EXERCISE DETAILS
Copy nothing but the lines running from the one containing "Give me the" through the end of the listing below. Drop the pictures.

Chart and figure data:
⁂
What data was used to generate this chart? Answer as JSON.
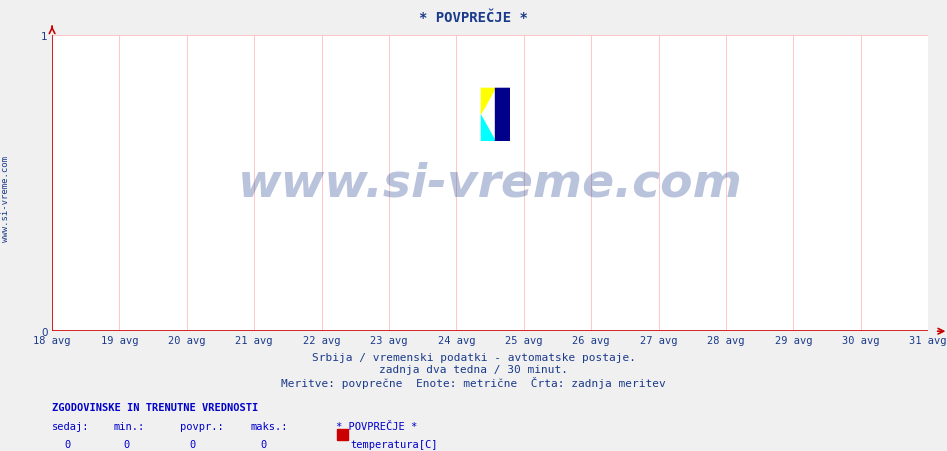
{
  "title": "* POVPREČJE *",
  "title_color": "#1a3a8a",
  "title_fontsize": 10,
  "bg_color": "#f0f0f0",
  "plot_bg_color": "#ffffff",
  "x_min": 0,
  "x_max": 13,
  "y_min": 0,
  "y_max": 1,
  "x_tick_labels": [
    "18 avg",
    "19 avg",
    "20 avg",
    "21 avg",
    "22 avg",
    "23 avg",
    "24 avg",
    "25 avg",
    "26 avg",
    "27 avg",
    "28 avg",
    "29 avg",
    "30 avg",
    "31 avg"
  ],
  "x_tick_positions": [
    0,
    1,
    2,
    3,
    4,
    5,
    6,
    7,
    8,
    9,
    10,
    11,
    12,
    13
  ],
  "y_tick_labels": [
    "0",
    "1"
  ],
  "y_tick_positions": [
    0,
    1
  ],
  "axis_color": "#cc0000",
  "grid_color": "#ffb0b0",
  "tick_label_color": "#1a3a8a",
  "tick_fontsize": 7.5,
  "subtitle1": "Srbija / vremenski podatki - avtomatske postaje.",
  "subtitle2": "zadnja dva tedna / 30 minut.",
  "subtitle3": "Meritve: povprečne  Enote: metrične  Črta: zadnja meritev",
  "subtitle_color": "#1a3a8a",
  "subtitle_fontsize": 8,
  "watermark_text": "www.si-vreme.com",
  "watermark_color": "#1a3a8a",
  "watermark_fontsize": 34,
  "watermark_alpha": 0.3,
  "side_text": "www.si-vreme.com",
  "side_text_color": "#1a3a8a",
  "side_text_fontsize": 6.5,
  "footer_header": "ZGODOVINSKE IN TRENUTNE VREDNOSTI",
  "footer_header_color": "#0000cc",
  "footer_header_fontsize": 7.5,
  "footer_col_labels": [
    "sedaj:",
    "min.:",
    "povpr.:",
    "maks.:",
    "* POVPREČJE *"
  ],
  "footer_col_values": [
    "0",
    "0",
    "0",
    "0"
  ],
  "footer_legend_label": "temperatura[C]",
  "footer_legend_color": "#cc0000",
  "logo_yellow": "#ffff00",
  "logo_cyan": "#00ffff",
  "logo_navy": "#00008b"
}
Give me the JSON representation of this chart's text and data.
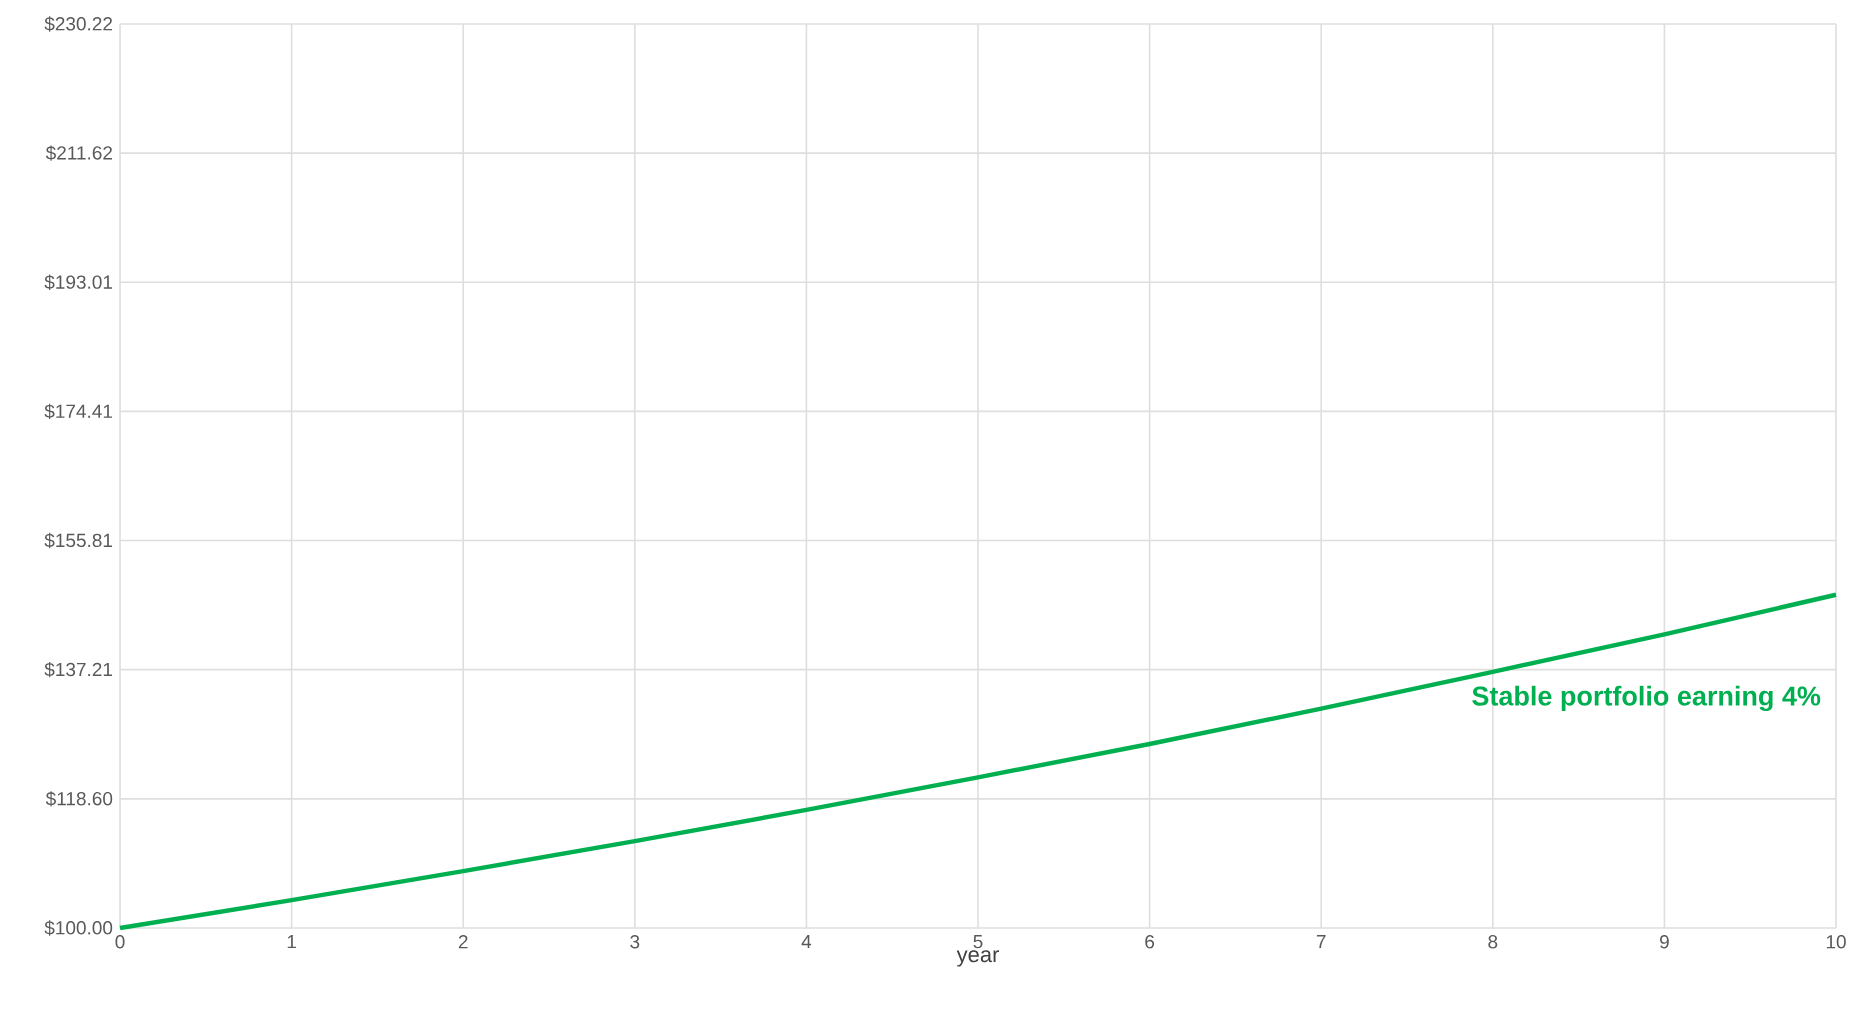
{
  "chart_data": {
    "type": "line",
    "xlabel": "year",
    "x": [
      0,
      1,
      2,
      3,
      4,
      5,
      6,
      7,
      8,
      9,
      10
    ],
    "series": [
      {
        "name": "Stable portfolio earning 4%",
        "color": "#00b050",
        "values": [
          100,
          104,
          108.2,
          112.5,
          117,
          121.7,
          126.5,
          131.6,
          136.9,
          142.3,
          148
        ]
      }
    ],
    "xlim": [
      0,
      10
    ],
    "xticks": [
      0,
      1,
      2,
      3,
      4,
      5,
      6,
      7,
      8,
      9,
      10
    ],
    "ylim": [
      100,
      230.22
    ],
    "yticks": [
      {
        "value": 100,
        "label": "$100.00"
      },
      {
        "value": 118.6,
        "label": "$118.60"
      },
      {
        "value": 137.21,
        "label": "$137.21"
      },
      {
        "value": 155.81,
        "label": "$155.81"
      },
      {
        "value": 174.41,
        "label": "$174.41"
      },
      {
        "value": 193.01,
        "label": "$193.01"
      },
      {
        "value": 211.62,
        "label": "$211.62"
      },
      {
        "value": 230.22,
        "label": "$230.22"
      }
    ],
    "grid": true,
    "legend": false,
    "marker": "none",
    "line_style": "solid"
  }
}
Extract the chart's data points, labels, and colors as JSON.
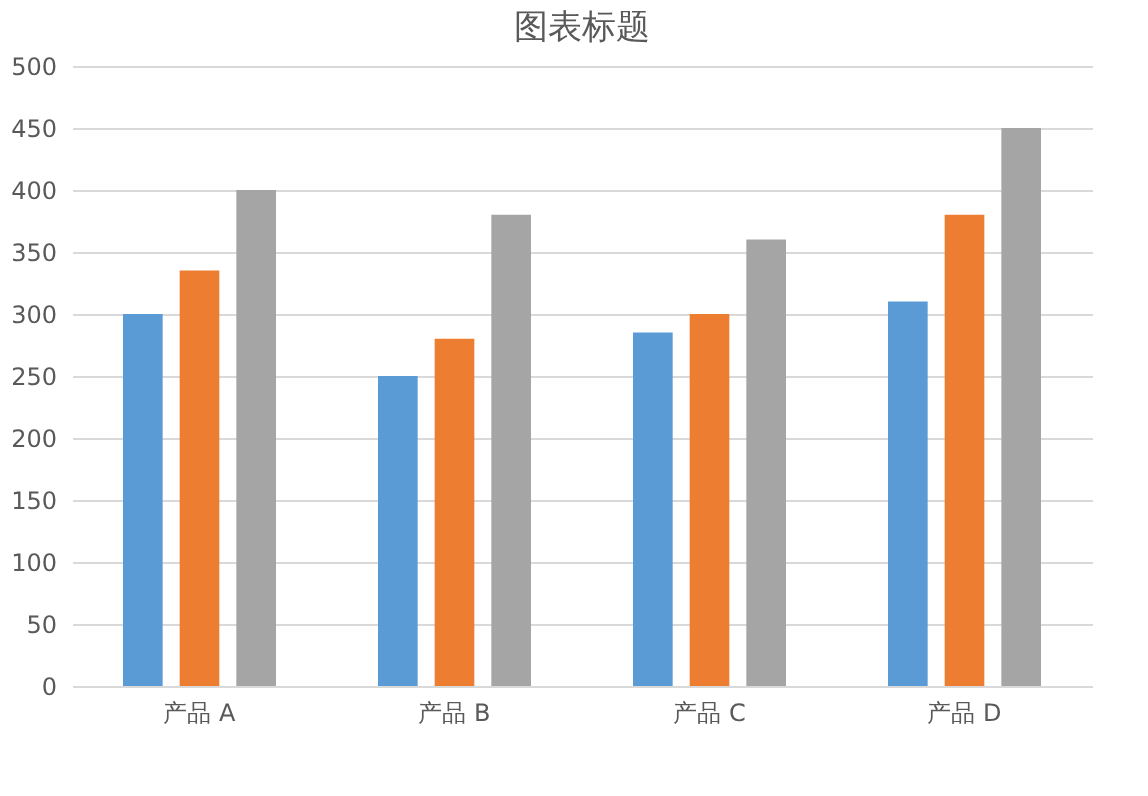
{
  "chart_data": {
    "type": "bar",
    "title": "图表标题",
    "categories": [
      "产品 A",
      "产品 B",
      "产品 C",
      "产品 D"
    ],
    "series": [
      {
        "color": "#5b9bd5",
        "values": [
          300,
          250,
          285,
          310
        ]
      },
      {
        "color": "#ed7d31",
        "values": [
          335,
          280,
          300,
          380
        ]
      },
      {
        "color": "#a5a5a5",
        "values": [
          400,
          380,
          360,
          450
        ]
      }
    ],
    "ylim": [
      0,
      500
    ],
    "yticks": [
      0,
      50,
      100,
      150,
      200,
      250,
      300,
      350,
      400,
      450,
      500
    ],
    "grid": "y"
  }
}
⁂
THE COMPLETED TASK
Give me the JSON representation of this chart's text and data.
{
  "chart_data": {
    "type": "line",
    "xlabel": "year",
    "x": [
      0,
      1,
      2,
      3,
      4,
      5,
      6,
      7,
      8,
      9,
      10
    ],
    "series": [
      {
        "name": "Stable portfolio earning 4%",
        "color": "#00b050",
        "values": [
          100,
          104,
          108.2,
          112.5,
          117,
          121.7,
          126.5,
          131.6,
          136.9,
          142.3,
          148
        ]
      }
    ],
    "xlim": [
      0,
      10
    ],
    "xticks": [
      0,
      1,
      2,
      3,
      4,
      5,
      6,
      7,
      8,
      9,
      10
    ],
    "ylim": [
      100,
      230.22
    ],
    "yticks": [
      {
        "value": 100,
        "label": "$100.00"
      },
      {
        "value": 118.6,
        "label": "$118.60"
      },
      {
        "value": 137.21,
        "label": "$137.21"
      },
      {
        "value": 155.81,
        "label": "$155.81"
      },
      {
        "value": 174.41,
        "label": "$174.41"
      },
      {
        "value": 193.01,
        "label": "$193.01"
      },
      {
        "value": 211.62,
        "label": "$211.62"
      },
      {
        "value": 230.22,
        "label": "$230.22"
      }
    ],
    "grid": true,
    "legend": false,
    "marker": "none",
    "line_style": "solid"
  }
}
Extract the chart's data points, labels, and colors as JSON.
{
  "chart_data": {
    "type": "bar",
    "title": "图表标题",
    "categories": [
      "产品 A",
      "产品 B",
      "产品 C",
      "产品 D"
    ],
    "series": [
      {
        "color": "#5b9bd5",
        "values": [
          300,
          250,
          285,
          310
        ]
      },
      {
        "color": "#ed7d31",
        "values": [
          335,
          280,
          300,
          380
        ]
      },
      {
        "color": "#a5a5a5",
        "values": [
          400,
          380,
          360,
          450
        ]
      }
    ],
    "ylim": [
      0,
      500
    ],
    "yticks": [
      0,
      50,
      100,
      150,
      200,
      250,
      300,
      350,
      400,
      450,
      500
    ],
    "grid": "y"
  }
}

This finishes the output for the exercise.